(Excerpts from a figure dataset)
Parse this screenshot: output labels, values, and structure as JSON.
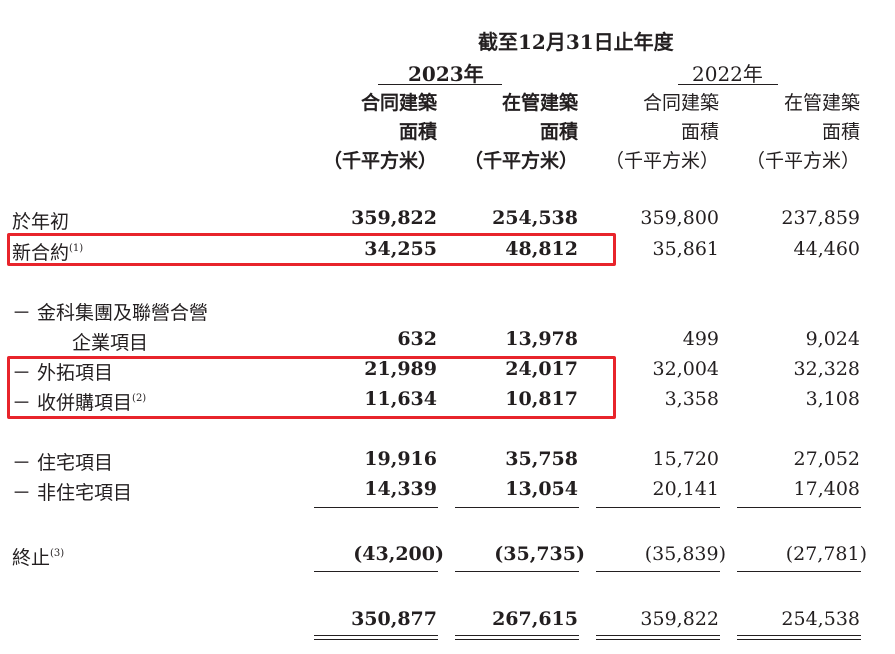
{
  "header": {
    "period": "截至12月31日止年度",
    "year_2023": "2023年",
    "year_2022": "2022年"
  },
  "columns": [
    {
      "line1": "合同建築",
      "line2": "面積",
      "unit": "（千平方米）"
    },
    {
      "line1": "在管建築",
      "line2": "面積",
      "unit": "（千平方米）"
    },
    {
      "line1": "合同建築",
      "line2": "面積",
      "unit": "（千平方米）"
    },
    {
      "line1": "在管建築",
      "line2": "面積",
      "unit": "（千平方米）"
    }
  ],
  "rows": [
    {
      "label": "於年初",
      "values": [
        "359,822",
        "254,538",
        "359,800",
        "237,859"
      ]
    },
    {
      "label": "新合約",
      "note": "(1)",
      "values": [
        "34,255",
        "48,812",
        "35,861",
        "44,460"
      ]
    },
    {
      "label": "－ 金科集團及聯營合營",
      "label_cont": "企業項目",
      "values": [
        "632",
        "13,978",
        "499",
        "9,024"
      ]
    },
    {
      "label": "－ 外拓項目",
      "values": [
        "21,989",
        "24,017",
        "32,004",
        "32,328"
      ]
    },
    {
      "label": "－ 收併購項目",
      "note": "(2)",
      "values": [
        "11,634",
        "10,817",
        "3,358",
        "3,108"
      ]
    },
    {
      "label": "－ 住宅項目",
      "values": [
        "19,916",
        "35,758",
        "15,720",
        "27,052"
      ]
    },
    {
      "label": "－ 非住宅項目",
      "values": [
        "14,339",
        "13,054",
        "20,141",
        "17,408"
      ]
    },
    {
      "label": "終止",
      "note": "(3)",
      "values": [
        "(43,200)",
        "(35,735)",
        "(35,839)",
        "(27,781)"
      ]
    },
    {
      "label": "",
      "values": [
        "350,877",
        "267,615",
        "359,822",
        "254,538"
      ]
    }
  ],
  "highlight_color": "#e8242b"
}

**WHAT THE TASK ASKS**. Return the entries unchanged, save for the pictures, which do not belong in the copy.

**TASK ANSWER**.
Parse this screenshot: output labels, values, and structure as JSON.
{
  "header": {
    "period": "截至12月31日止年度",
    "year_2023": "2023年",
    "year_2022": "2022年"
  },
  "columns": [
    {
      "line1": "合同建築",
      "line2": "面積",
      "unit": "（千平方米）"
    },
    {
      "line1": "在管建築",
      "line2": "面積",
      "unit": "（千平方米）"
    },
    {
      "line1": "合同建築",
      "line2": "面積",
      "unit": "（千平方米）"
    },
    {
      "line1": "在管建築",
      "line2": "面積",
      "unit": "（千平方米）"
    }
  ],
  "rows": [
    {
      "label": "於年初",
      "values": [
        "359,822",
        "254,538",
        "359,800",
        "237,859"
      ]
    },
    {
      "label": "新合約",
      "note": "(1)",
      "values": [
        "34,255",
        "48,812",
        "35,861",
        "44,460"
      ]
    },
    {
      "label": "－ 金科集團及聯營合營",
      "label_cont": "企業項目",
      "values": [
        "632",
        "13,978",
        "499",
        "9,024"
      ]
    },
    {
      "label": "－ 外拓項目",
      "values": [
        "21,989",
        "24,017",
        "32,004",
        "32,328"
      ]
    },
    {
      "label": "－ 收併購項目",
      "note": "(2)",
      "values": [
        "11,634",
        "10,817",
        "3,358",
        "3,108"
      ]
    },
    {
      "label": "－ 住宅項目",
      "values": [
        "19,916",
        "35,758",
        "15,720",
        "27,052"
      ]
    },
    {
      "label": "－ 非住宅項目",
      "values": [
        "14,339",
        "13,054",
        "20,141",
        "17,408"
      ]
    },
    {
      "label": "終止",
      "note": "(3)",
      "values": [
        "(43,200)",
        "(35,735)",
        "(35,839)",
        "(27,781)"
      ]
    },
    {
      "label": "",
      "values": [
        "350,877",
        "267,615",
        "359,822",
        "254,538"
      ]
    }
  ],
  "highlight_color": "#e8242b"
}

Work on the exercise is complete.